DIRECTIONS FOR THIS TASK: Where a line contains the word "KBART", copy that line in full.

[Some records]
[BEGIN]
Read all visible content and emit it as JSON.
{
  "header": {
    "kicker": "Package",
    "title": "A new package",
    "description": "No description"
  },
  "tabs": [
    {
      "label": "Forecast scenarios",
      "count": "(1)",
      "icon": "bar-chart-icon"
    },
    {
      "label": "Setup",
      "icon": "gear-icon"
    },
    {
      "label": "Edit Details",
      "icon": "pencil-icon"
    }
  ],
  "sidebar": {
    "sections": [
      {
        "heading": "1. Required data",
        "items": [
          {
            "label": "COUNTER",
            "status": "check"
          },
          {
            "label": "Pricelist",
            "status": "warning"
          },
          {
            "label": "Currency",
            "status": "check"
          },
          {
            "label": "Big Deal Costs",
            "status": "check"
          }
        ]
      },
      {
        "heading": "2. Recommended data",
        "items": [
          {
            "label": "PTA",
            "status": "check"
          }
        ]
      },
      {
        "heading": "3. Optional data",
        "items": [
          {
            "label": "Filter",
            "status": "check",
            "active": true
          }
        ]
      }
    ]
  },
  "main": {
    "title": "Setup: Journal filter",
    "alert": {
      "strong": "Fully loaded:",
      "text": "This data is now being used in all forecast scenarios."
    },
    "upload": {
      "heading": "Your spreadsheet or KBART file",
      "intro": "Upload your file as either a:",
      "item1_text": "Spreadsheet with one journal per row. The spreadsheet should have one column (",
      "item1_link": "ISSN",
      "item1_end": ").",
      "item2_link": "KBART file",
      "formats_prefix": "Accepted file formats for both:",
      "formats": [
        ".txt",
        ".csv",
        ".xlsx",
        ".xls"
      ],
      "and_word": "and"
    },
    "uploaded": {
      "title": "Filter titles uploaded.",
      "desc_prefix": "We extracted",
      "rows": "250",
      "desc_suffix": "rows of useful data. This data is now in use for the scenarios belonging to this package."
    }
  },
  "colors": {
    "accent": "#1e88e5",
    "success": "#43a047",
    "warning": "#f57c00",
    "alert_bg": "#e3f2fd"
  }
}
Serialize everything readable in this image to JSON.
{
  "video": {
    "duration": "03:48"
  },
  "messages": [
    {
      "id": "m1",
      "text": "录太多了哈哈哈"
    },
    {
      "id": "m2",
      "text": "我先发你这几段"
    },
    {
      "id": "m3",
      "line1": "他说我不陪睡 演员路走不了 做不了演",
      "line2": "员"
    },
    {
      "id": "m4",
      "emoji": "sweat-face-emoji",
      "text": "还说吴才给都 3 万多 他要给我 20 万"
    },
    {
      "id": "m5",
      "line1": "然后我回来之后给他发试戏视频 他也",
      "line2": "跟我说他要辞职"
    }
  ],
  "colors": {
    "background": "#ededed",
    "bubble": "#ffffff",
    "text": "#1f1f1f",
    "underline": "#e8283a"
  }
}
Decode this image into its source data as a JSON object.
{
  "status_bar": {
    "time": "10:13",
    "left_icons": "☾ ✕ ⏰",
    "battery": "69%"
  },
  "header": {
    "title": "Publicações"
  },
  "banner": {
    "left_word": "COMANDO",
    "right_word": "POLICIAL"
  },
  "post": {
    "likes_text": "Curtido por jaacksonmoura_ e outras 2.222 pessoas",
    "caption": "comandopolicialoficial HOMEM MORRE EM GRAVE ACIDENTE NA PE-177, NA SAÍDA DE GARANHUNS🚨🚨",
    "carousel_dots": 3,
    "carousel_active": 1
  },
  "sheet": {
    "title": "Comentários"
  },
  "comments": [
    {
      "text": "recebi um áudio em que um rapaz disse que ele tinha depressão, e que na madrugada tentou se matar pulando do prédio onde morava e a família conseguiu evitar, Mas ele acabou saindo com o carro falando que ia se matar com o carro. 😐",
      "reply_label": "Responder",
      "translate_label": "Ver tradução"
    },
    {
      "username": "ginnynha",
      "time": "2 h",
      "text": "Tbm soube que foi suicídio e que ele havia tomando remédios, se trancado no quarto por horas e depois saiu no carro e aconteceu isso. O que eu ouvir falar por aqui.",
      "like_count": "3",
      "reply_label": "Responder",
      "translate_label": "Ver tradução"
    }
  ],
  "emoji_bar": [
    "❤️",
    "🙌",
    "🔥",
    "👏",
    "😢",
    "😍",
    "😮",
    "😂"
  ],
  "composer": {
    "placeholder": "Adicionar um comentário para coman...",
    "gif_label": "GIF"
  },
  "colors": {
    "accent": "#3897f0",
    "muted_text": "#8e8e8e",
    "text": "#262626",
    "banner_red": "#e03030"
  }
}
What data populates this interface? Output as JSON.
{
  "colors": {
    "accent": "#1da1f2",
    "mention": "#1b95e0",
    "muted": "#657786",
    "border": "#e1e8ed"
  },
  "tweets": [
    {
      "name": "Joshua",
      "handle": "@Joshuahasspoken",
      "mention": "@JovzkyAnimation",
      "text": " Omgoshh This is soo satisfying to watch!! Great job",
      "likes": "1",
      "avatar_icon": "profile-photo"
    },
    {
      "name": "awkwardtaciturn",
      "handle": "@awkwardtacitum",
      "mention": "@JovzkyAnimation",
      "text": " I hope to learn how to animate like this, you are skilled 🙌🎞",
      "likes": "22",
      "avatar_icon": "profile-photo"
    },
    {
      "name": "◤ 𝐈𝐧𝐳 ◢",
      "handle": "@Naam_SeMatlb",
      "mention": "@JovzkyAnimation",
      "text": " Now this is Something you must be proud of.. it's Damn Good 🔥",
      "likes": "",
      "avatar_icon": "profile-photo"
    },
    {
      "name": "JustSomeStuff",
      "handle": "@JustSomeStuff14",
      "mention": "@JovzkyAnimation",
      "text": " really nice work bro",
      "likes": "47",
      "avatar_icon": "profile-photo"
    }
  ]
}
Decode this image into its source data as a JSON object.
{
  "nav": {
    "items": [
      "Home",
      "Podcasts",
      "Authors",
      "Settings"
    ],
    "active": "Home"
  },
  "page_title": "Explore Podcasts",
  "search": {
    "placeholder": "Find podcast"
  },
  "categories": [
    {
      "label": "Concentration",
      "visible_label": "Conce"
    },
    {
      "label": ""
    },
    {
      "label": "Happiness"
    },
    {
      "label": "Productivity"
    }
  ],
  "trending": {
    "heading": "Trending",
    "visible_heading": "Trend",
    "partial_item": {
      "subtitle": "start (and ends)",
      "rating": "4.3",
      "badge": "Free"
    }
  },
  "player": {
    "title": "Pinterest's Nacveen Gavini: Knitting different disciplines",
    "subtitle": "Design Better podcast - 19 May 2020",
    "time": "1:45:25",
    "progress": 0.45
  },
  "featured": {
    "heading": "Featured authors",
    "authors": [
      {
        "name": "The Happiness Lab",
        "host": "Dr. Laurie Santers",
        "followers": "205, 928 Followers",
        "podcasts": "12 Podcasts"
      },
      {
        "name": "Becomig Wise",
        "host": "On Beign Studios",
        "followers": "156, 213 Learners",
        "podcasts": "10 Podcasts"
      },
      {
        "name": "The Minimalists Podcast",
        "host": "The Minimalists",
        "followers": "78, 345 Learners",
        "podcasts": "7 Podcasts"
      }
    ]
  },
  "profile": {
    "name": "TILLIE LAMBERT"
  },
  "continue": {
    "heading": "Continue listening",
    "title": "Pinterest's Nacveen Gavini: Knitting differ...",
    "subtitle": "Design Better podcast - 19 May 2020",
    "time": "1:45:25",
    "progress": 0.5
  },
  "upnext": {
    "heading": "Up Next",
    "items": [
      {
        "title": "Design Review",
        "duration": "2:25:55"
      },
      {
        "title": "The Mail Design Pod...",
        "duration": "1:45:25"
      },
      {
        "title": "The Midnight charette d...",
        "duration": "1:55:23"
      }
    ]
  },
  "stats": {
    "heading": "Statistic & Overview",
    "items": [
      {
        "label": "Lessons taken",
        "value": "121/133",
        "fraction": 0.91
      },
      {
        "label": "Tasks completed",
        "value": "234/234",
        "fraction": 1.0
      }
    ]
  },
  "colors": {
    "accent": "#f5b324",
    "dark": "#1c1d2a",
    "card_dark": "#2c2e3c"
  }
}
[END]
PROBLEM SOLUTION:
      "heading": "Your spreadsheet or KBART file",
      "item2_link": "KBART file",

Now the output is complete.